### Task to carry out:
Quote all entries exactly, leaving pictures aside.

### Given data:

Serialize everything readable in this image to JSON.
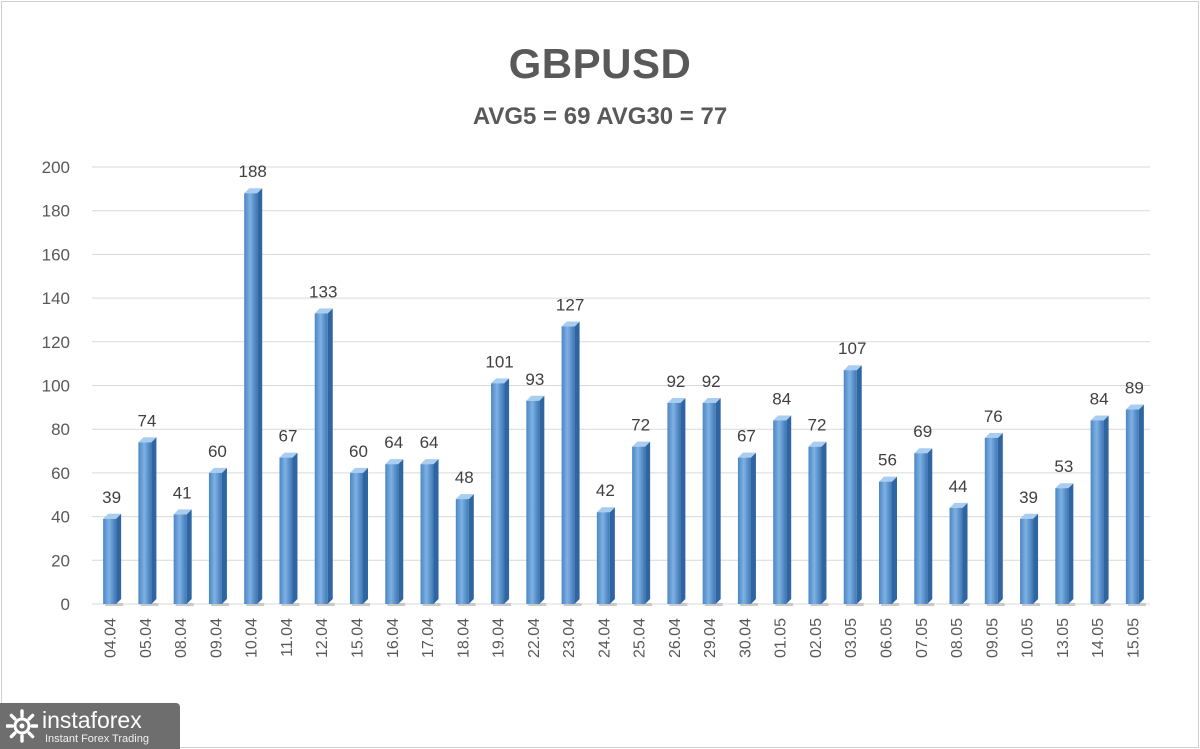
{
  "chart_data": {
    "type": "bar",
    "title": "GBPUSD",
    "subtitle": "AVG5 = 69 AVG30 = 77",
    "categories": [
      "04.04",
      "05.04",
      "08.04",
      "09.04",
      "10.04",
      "11.04",
      "12.04",
      "15.04",
      "16.04",
      "17.04",
      "18.04",
      "19.04",
      "22.04",
      "23.04",
      "24.04",
      "25.04",
      "26.04",
      "29.04",
      "30.04",
      "01.05",
      "02.05",
      "03.05",
      "06.05",
      "07.05",
      "08.05",
      "09.05",
      "10.05",
      "13.05",
      "14.05",
      "15.05"
    ],
    "values": [
      39,
      74,
      41,
      60,
      188,
      67,
      133,
      60,
      64,
      64,
      48,
      101,
      93,
      127,
      42,
      72,
      92,
      92,
      67,
      84,
      72,
      107,
      56,
      69,
      44,
      76,
      39,
      53,
      84,
      89
    ],
    "ylim": [
      0,
      200
    ],
    "yticks": [
      0,
      20,
      40,
      60,
      80,
      100,
      120,
      140,
      160,
      180,
      200
    ],
    "xlabel": "",
    "ylabel": "",
    "grid": true,
    "legend": "none",
    "bar_color": "#5b9bd5"
  },
  "watermark": {
    "name": "instaforex",
    "tagline": "Instant Forex Trading"
  }
}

### Exercise output:
Serialize everything readable in this image to JSON.
{
  "chart_data": {
    "type": "bar",
    "title": "GBPUSD",
    "subtitle": "AVG5 = 69 AVG30 = 77",
    "categories": [
      "04.04",
      "05.04",
      "08.04",
      "09.04",
      "10.04",
      "11.04",
      "12.04",
      "15.04",
      "16.04",
      "17.04",
      "18.04",
      "19.04",
      "22.04",
      "23.04",
      "24.04",
      "25.04",
      "26.04",
      "29.04",
      "30.04",
      "01.05",
      "02.05",
      "03.05",
      "06.05",
      "07.05",
      "08.05",
      "09.05",
      "10.05",
      "13.05",
      "14.05",
      "15.05"
    ],
    "values": [
      39,
      74,
      41,
      60,
      188,
      67,
      133,
      60,
      64,
      64,
      48,
      101,
      93,
      127,
      42,
      72,
      92,
      92,
      67,
      84,
      72,
      107,
      56,
      69,
      44,
      76,
      39,
      53,
      84,
      89
    ],
    "ylim": [
      0,
      200
    ],
    "yticks": [
      0,
      20,
      40,
      60,
      80,
      100,
      120,
      140,
      160,
      180,
      200
    ],
    "xlabel": "",
    "ylabel": "",
    "grid": true,
    "legend": "none",
    "bar_color": "#5b9bd5"
  },
  "watermark": {
    "name": "instaforex",
    "tagline": "Instant Forex Trading"
  }
}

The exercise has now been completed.